PETUNJUK TUGAS → Teruskan bacaan tentang adat mudun lemah, mulai tepat setelah kalimat terakhirnya.

BACAAN →

Blem.com

Minggu, Maret 20, 2016

Mudun Lemah

Berbicara masalah budaya, takan ada pernah habisnya, sebab bumi nusantara yang terbentang ini memiliki kekayaan berupa budaya yang sangat melimpah. Dari budaya yang sudah diakui oleh dunia, budaya yang tidak diakui dunia, bahkan budaya yang  menjadi perdebatan antara sumber dan dasar agamanya, seperti yang sering mencuat yaitu isu bid’ah. Namun, selain dari semua itu kiranya kita patut mengapresiasi adanya budaya tersebut. Sebab, bisa kita bayangkan, jika semua budaya yang telah lama bercokol di masyarakat akan tergilas oleh kejamnya zaman. Modernisasi memang diperlukan, akan tetapi nilai-nilai kebudayaan kita semestinya tidak mengalami pembabatan habis. Melainkan bagaimana caranya untuk berinovasi sesuai dengan masa yang dihadapi.
Satu hal yang tersisa dari budaya-budaya yang kita miliki adalah budaya sekaligus adat acara “mudun lemah”. Mudun lemah berasal dari bahasa Jawa yang terdiri dari dua kata yaitu “mudun” yang berarti “turun”, sedangkan “lemah” berarti “tanah”. Oleh karena itu jika kata tersebut digabungkan maka akan berarti bahwa mudun lemah adalah “turun ke tanah”. Acara ini merupakan adat lama yang masih terjaga dengan baik. Masyarakat pedesaan masih sering mengadakan acara tersebut secara konsisten.
Mudun lemah merupakan satu acara yang digelar untuk mensyukuri bayi yang sudah diberi karunia bisa duduk. Sebagai proses selanjtnya, bayi tersebut akan mulai menghadapi duni baru yang tadinya hanya berada dalam ayunan orang tuanya kini ia akan mencoba bertatih-tatih meraih apa yang dia inginkan. Oleh karenanya, karunia tersebut merupakan hal yang patut disyukuri. Sebagai wujud syukur tersebut, maka diadakanlah acara mudun lemah.
Prosesi mudun lemah seendiri memiliki cara yang khusus dan menjadi khas dari acara-acara lain yang biasa diadakan. Satu hal misalnya, dalam acara tersebut ada beberapa hal yang wajib (bukan menurut syari’at, akan tetapi menurut adat) dipenuhi diantaranya adalah bubur candil. Menjadi syarat wajib dalam acara ini merupakan bubur candil sebagai jamuan yang akan di bagikan kepada warga sekitar. Kenapa meski bubur candil? Dalam beberapa acara yang beredar di masyarakat banyak sekali ragam masakan yang mesti disiapkan dalam rangka memperingati hari-hari tertentu misalnya saja bubur hijau, bubur bloho, apem atau cimplo dan lain sebagainya.lain acara lain pula jamuanya. Dalam acara mudun lemah ini yang digunakan adalah bubur candil dengan alasan bahwa bubur candil merupakan bubur yang paling lengket diantara bubur-bubur yang lain. oleh karenanya bubur inni dipilih dalam acara ini. Alasanya adalah agar dalam proses mudun lemah ini bubur yang diinjak oleh bayi akan nempel di kaki bayi. Demikian dikatakan oleh warga.

BLOK DATA →
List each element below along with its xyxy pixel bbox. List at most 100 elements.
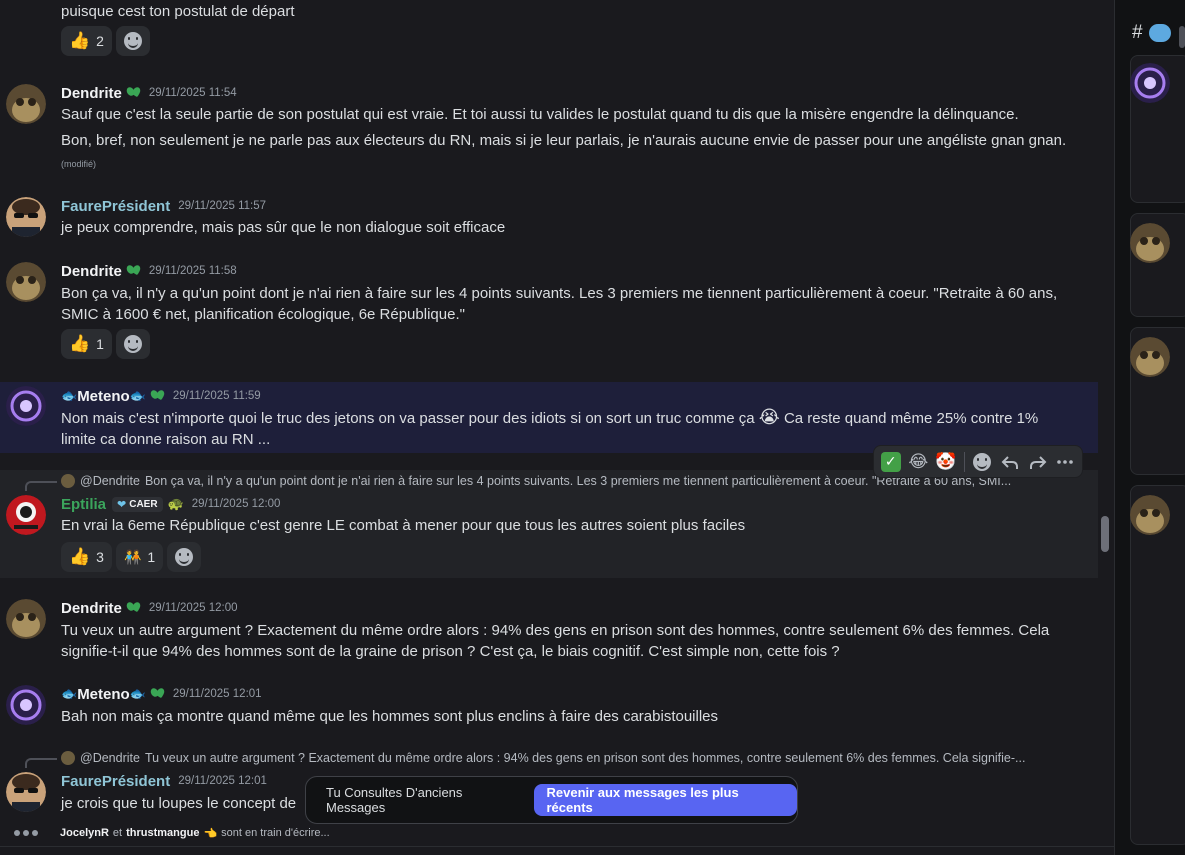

JAWABAN →
Syarat selanjutnya adalah tangga berhias yang memiliki tingkat-tingkat layaknya tangga biasa yang digunakan untuk memanjat. Akan tetapi tangga yang sekarang ini ukuranya tidak terlalu besar. Tingginya pun cukup satu meter. Dalam tangga tersebut biasanya akan di gantungkan berbagai macam makanan seperti pisang, ketupat, lepet dan sebagainya. Makanan tersebut pada nantinya akan menjadi rebutan warga sebagai makanan  barokah sebagaimana mereka yakini.
Satu hal lagi yang merupakan syarat wajib adalah tanah yang diletakan diatas piring yang terbuat dari tanah seperti yang sering dijadikan kendi atau pedaringan. Biasanya, disamping tanah yang diletakan diatas piring itu, dibawahnya akan diberi uang yang juga akan menjadi rebutan oleh warga.
Nah, setelah semua sudah semua terpenuhi, maka acara mudun lemah pun akan segare dilakukan. Proses selanjutnya adalah mangadakan acara “iring-iring” yaitu satu acara dimana bayi yang sedang disyukuri diiring dari rumah kapala desa, kiai, masjid, ataupun mushola. Tidak tergantung pada satu tempat. Dalam iring-iring tersebut, yang menjadi khas adalah alunan genjring dan sholawat nabi yang dikumandangkan sepanjang jalan menuju ke rumah. Assalaamu ‘alaik adalah sholawat yang dijadikan kumandang dalam acara tersebut.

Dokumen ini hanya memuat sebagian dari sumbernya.